▶ _Given instruction_
Retype the records that come next, word for word.

▶ _Data in this exercise_
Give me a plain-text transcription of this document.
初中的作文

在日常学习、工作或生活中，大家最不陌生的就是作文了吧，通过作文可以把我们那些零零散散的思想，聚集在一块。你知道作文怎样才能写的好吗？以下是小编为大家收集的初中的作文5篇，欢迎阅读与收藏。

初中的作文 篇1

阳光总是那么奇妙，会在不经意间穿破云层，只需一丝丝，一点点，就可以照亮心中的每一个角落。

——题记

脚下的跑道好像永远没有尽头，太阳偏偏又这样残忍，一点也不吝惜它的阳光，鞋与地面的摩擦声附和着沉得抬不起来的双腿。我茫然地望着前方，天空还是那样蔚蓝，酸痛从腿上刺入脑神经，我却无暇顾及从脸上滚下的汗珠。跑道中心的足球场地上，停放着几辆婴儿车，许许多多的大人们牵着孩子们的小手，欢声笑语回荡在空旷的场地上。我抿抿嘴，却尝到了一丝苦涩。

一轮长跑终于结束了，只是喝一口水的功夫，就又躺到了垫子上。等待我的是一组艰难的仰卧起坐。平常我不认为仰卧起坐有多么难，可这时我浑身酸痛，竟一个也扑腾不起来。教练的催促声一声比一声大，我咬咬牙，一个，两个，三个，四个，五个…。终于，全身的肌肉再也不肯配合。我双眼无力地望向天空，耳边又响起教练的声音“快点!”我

▶ _Solution for this problem_
Give me a plain-text transcription of this document.
初中的作文

在日常学习、工作或生活中，大家最不陌生的就是作文了吧，通过作文可以把我们那些零零散散的思想，聚集在一块。你知道作文怎样才能写的好吗？以下是小编为大家收集的初中的作文5篇，欢迎阅读与收藏。

初中的作文 篇1

阳光总是那么奇妙，会在不经意间穿破云层，只需一丝丝，一点点，就可以照亮心中的每一个角落。

——题记

脚下的跑道好像永远没有尽头，太阳偏偏又这样残忍，一点也不吝惜它的阳光，鞋与地面的摩擦声附和着沉得抬不起来的双腿。我茫然地望着前方，天空还是那样蔚蓝，酸痛从腿上刺入脑神经，我却无暇顾及从脸上滚下的汗珠。跑道中心的足球场地上，停放着几辆婴儿车，许许多多的大人们牵着孩子们的小手，欢声笑语回荡在空旷的场地上。我抿抿嘴，却尝到了一丝苦涩。

一轮长跑终于结束了，只是喝一口水的功夫，就又躺到了垫子上。等待我的是一组艰难的仰卧起坐。平常我不认为仰卧起坐有多么难，可这时我浑身酸痛，竟一个也扑腾不起来。教练的催促声一声比一声大，我咬咬牙，一个，两个，三个，四个，五个…。终于，全身的肌肉再也不肯配合。我双眼无力地望向天空，耳边又响起教练的声音“快点!”我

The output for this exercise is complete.